> EXERCISE SET
(1) Answer these questions using the blog post about an ALT's summer in Japan.
(a) How many students does the junior high school that holds the rafting race have in total?
(b) How often and for how long must English be taught to 5th and 6th graders in Japanese elementary schools?
(c) How did the writer's team win the race after the tie?
(2) Reproduce everything in the blog post about an ALT's summer in Japan from "There have been" down to "(rock, paper, scissors).".

> GIVEN TEXT
•••••
Sorry for the lack of updates! I've been meaning to write in here for some time, but I've actually been pretty busy this summer. If any other ALT's* read this blog, they probably will find that statement unbelievable.
During summer vacation, there are of course no classes. However, all teachers are still expected to go to work. ALT's, typically, are no exception. (That's all ESID** though. There are some ALT's that get summer vacation off.) Because there are no classes, there's usually very little or nothing to do. However, in my situation, my awesome supervisor found me plenty of things to do.
I've been visiting kindergartens in town and giving short English lessons. It's mostly just teaching them a few English songs then reading some children stories in English. They understand VERY little, but they still really enjoy it.
We've also been doing some lessons on team teaching to elementary school teachers. If you're not aware of this situation, I'll fill you in: The Japanese government recently decided that English must be taught in all elementary schools in Japan to 5th and 6th graders. It has to be taught once a week for one hour. The bad news about this is that English now has to be taught by the homeroom teacher. Most of the elementary school teachers speak little to no English. If that wasn't bad enough for them, the teachers are also forced to team teach with an ALT. Many ALT's speak little to no Japanese. You really have to sympathize for these teachers. But...shoganai***. So my supervisor has set up classes for these teachers. We give them tips on how to teach English to elementary students and how to work with an ALT. Hopefully the teachers are finding it helpful!
We also recently had a new ALT arrive in our town! We've spent a lot of time helping him adjust to his new life here.
There have been other fun going-ons as well. One day all of us ALT's in town got invited to participate in a rafting race. The race is held every year by one of the junior high schools in my town. (It's not a school I work at though.) The school is really small, and has only 40 students total. What made this race interesting was that the kids all built their own rafts. They used bamboo, wooden boards, and giant pieces of foam. I was actually quite impressed with how well they worked. The teachers handed us little plastic paddles and put us on one of the teams. We had to race out to a small island out in the middle of the sea. When I say small island, it was more like some large rocks sticking out of the water.
My team ended up winning the race! It was very close though. There was a tie, and my team won by Janken (rock, paper, scissors).
•••••
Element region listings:
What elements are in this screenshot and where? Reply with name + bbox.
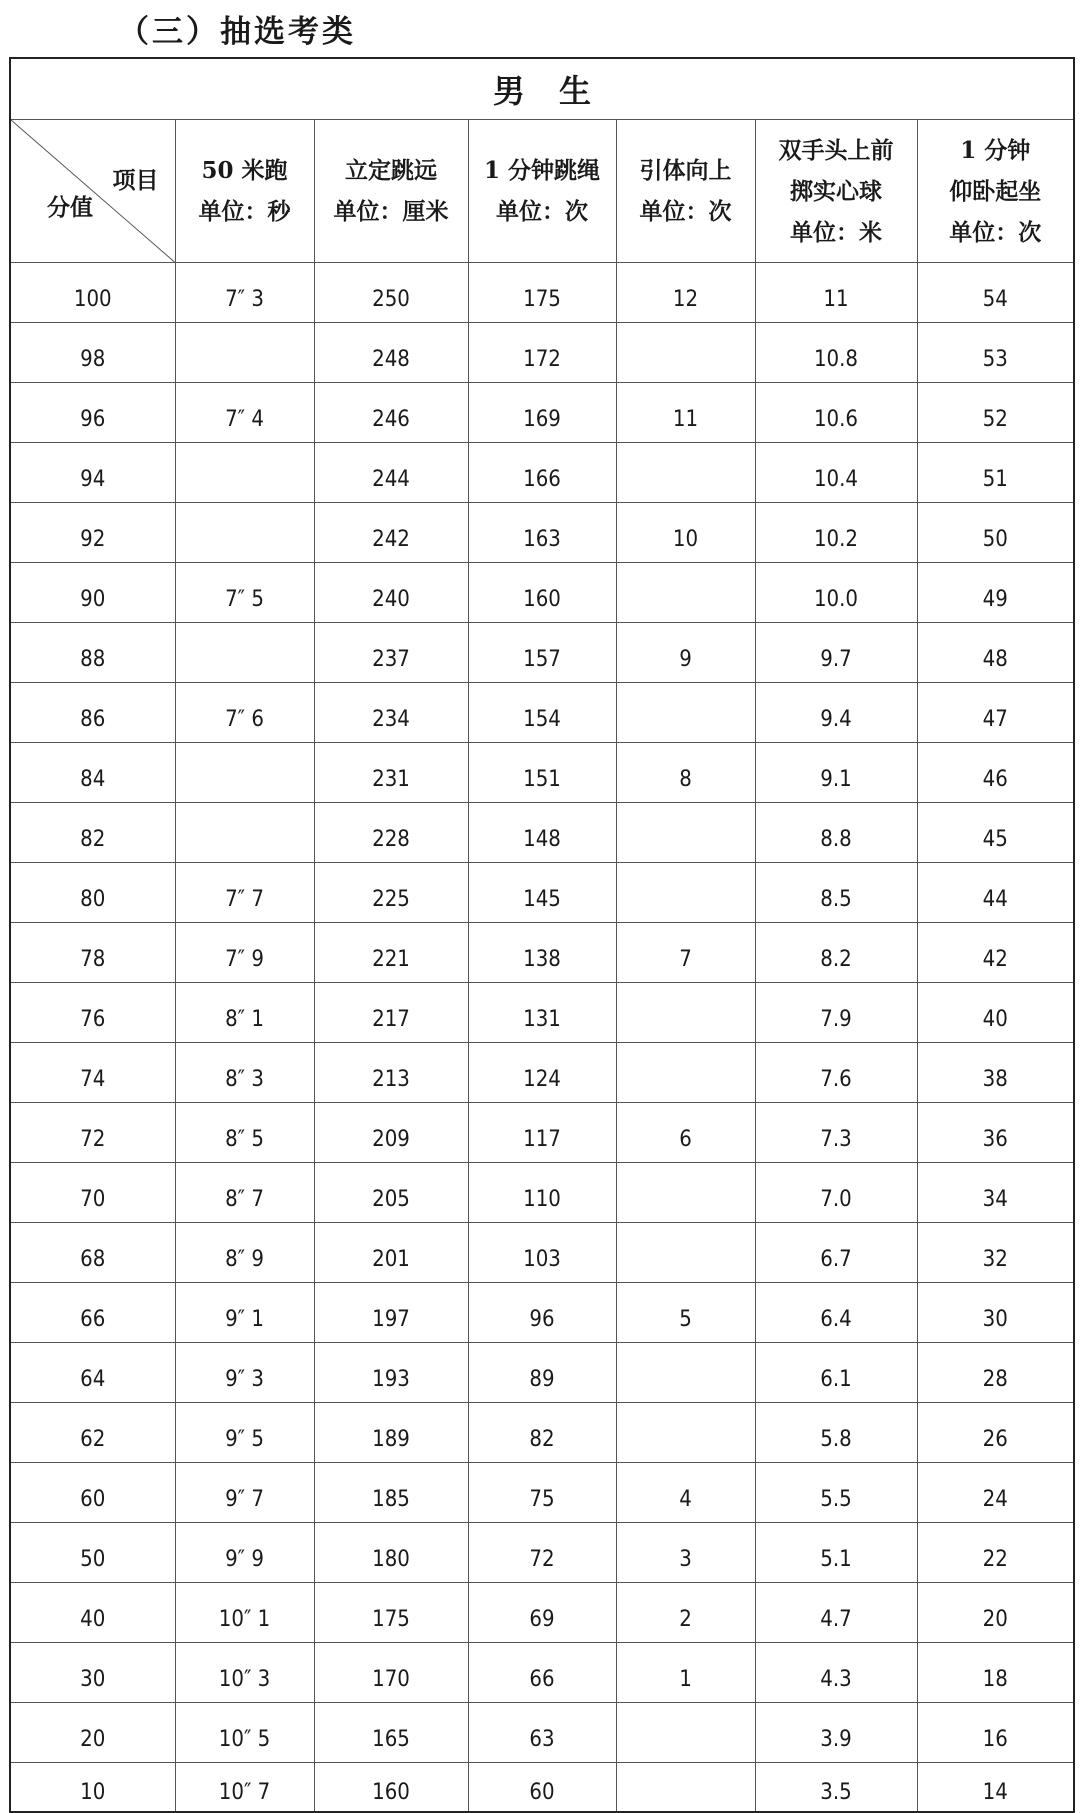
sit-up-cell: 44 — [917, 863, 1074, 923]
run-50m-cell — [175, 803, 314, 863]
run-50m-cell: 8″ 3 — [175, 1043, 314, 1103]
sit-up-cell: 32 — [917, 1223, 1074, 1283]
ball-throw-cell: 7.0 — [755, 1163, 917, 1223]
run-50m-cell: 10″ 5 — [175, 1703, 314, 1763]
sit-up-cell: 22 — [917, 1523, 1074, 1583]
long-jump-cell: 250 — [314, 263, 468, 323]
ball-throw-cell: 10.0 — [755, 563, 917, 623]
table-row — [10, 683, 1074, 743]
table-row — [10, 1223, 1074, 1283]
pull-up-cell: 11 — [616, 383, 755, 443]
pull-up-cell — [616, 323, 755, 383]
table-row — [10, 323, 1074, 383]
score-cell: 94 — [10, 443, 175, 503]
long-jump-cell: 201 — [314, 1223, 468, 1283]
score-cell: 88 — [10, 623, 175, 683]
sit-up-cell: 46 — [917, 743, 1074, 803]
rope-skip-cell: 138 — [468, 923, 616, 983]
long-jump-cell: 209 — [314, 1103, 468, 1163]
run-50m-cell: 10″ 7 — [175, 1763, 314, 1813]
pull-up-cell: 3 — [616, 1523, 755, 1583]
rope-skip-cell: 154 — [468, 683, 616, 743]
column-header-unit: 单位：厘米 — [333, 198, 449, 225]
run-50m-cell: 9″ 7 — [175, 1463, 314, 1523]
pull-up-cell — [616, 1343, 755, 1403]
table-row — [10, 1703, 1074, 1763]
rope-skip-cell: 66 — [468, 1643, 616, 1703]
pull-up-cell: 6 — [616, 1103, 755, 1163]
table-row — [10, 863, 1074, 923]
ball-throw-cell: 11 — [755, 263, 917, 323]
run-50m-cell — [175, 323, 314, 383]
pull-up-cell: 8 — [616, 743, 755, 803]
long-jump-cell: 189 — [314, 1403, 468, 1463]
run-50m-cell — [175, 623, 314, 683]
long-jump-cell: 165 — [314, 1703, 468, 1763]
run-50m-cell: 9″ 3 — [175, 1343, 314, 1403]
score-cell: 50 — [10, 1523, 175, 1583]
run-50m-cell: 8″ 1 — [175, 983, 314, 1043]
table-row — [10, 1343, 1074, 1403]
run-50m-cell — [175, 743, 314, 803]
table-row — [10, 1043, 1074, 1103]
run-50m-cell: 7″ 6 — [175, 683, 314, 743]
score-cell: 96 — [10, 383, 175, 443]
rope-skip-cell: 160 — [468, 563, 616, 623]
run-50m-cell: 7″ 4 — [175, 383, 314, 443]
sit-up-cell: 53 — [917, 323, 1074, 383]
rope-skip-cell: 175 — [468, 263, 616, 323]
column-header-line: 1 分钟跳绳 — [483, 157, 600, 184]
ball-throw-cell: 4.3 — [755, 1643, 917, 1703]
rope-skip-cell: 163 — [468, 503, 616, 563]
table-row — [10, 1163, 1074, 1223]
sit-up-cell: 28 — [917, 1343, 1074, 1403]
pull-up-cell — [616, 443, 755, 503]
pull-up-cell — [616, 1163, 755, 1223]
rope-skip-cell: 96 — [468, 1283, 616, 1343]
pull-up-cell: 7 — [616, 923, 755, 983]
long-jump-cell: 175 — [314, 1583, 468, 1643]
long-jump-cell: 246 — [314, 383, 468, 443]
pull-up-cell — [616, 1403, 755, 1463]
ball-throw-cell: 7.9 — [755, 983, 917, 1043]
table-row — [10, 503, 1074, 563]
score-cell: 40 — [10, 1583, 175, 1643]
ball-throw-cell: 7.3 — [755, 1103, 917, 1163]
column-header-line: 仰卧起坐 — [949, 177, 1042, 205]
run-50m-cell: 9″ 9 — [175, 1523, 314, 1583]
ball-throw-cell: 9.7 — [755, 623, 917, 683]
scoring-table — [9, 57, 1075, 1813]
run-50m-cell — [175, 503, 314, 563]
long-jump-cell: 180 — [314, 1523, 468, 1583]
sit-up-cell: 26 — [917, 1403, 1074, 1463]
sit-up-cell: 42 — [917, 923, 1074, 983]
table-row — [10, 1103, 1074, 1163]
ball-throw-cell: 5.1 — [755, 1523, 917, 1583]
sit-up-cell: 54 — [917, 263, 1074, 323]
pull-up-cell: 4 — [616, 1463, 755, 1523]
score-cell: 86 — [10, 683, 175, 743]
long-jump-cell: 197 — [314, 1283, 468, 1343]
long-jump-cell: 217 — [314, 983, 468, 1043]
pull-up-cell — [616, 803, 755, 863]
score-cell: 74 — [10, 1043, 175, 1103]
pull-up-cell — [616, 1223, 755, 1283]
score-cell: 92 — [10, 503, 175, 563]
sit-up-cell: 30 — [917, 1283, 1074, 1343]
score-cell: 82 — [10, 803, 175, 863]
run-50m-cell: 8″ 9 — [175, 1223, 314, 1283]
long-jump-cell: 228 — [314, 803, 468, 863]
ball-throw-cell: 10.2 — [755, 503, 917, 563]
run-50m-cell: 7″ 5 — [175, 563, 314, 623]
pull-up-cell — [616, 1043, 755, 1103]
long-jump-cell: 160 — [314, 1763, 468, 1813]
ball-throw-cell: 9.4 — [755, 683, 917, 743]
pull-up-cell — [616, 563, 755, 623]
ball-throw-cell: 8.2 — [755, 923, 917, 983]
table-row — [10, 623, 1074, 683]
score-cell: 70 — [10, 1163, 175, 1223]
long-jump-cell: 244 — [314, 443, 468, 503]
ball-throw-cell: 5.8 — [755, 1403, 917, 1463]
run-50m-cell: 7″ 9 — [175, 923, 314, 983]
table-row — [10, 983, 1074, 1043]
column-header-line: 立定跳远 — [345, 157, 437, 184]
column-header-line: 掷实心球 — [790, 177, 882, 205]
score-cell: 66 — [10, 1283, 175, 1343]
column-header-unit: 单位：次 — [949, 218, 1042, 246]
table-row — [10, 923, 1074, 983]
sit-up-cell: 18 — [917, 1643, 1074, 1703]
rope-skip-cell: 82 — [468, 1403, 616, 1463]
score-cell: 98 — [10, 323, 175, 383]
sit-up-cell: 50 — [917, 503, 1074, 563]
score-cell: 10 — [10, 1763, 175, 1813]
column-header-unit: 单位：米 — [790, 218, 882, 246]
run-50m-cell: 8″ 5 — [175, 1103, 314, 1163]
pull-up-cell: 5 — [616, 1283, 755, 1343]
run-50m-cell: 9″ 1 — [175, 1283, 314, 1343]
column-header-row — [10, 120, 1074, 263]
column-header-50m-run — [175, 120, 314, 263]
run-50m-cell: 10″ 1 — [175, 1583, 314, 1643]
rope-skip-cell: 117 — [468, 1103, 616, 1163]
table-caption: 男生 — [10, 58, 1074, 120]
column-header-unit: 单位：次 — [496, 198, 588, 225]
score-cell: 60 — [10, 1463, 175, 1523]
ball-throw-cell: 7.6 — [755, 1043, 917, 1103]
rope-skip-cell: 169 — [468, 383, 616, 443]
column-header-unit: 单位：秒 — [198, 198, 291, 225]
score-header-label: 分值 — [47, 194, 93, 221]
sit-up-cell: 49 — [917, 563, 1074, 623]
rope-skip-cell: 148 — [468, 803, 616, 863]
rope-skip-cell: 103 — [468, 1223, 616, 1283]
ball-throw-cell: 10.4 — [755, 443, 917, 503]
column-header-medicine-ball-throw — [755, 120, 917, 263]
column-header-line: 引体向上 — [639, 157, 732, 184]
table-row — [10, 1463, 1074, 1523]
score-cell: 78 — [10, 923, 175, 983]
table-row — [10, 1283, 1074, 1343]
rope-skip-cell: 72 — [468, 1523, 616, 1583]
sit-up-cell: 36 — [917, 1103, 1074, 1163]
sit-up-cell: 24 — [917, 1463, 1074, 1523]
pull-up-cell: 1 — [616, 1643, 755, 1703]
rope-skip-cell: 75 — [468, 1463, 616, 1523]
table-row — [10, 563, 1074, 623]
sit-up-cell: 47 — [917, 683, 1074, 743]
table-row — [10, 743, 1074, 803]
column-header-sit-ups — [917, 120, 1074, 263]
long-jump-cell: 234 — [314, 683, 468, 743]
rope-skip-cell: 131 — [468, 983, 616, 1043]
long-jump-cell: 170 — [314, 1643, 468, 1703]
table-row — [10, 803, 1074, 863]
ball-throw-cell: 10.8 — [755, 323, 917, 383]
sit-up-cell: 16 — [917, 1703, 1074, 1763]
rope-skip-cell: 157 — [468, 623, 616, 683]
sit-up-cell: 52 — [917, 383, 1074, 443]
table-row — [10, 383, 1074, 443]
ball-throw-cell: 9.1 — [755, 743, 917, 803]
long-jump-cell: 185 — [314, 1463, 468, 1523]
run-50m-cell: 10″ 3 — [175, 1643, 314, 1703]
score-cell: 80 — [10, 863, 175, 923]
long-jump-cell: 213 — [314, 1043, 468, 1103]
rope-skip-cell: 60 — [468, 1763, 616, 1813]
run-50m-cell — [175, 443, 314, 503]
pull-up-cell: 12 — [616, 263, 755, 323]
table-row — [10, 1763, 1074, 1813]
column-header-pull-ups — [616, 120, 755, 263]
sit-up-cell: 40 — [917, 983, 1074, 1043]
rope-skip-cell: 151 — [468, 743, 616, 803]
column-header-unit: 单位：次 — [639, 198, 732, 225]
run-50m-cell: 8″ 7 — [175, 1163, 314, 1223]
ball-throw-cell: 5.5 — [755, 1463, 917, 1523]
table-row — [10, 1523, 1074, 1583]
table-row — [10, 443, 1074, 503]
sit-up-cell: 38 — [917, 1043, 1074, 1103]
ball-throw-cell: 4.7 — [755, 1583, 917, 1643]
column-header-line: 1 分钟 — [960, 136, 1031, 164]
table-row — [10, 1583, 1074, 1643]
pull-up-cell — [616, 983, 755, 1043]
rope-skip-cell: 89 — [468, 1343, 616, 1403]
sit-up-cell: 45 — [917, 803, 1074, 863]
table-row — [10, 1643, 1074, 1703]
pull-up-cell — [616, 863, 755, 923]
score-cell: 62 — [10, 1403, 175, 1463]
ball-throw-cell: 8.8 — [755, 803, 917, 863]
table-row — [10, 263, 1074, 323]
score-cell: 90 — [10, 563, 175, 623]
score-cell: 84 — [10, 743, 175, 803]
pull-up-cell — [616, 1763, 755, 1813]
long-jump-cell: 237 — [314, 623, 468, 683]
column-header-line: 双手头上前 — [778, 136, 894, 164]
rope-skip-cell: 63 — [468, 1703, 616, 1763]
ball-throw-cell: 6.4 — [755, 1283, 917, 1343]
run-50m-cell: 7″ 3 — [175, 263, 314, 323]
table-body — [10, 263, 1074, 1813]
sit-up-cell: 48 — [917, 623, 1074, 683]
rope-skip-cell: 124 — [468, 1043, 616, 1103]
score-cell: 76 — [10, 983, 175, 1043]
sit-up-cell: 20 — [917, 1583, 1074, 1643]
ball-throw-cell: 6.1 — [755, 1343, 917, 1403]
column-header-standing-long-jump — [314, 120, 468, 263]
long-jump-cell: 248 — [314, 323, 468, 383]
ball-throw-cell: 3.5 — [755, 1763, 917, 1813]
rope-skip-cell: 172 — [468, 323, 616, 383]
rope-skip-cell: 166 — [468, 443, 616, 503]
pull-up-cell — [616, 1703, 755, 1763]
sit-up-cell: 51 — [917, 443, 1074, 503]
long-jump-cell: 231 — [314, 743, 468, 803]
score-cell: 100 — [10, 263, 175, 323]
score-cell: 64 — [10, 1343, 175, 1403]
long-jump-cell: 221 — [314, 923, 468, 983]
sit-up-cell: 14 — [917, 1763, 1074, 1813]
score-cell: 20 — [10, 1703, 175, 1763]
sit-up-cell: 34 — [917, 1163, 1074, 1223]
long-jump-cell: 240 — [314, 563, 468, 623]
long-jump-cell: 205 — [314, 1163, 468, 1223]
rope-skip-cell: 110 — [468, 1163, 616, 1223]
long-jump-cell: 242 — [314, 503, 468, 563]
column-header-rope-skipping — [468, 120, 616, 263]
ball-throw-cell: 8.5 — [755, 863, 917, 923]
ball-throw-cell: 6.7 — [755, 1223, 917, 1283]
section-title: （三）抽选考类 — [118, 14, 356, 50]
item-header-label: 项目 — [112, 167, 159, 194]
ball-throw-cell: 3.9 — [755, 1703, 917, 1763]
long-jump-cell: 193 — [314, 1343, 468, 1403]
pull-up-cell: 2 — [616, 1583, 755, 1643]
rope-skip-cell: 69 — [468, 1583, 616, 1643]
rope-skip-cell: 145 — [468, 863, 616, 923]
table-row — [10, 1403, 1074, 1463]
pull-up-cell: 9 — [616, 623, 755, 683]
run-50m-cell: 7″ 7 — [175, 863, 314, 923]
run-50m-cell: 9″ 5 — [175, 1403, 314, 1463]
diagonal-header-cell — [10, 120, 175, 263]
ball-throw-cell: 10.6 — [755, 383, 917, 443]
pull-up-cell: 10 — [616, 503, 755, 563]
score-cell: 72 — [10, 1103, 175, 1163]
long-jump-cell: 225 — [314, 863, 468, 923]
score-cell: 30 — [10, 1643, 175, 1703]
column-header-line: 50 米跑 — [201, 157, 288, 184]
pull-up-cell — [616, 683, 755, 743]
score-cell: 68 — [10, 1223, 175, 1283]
•••••
> SOLUTIONS TO THE EXERCISE
(1)
(a) 40 students.
(b) Once a week for one hour.
(c) By Janken (rock, paper, scissors).

(2)
There have been other fun going-ons as well. One day all of us ALT's in town got invited to participate in a rafting race. The race is held every year by one of the junior high schools in my town. (It's not a school I work at though.) The school is really small, and has only 40 students total. What made this race interesting was that the kids all built their own rafts. They used bamboo, wooden boards, and giant pieces of foam. I was actually quite impressed with how well they worked. The teachers handed us little plastic paddles and put us on one of the teams. We had to race out to a small island out in the middle of the sea. When I say small island, it was more like some large rocks sticking out of the water.
My team ended up winning the race! It was very close though. There was a tie, and my team won by Janken (rock, paper, scissors).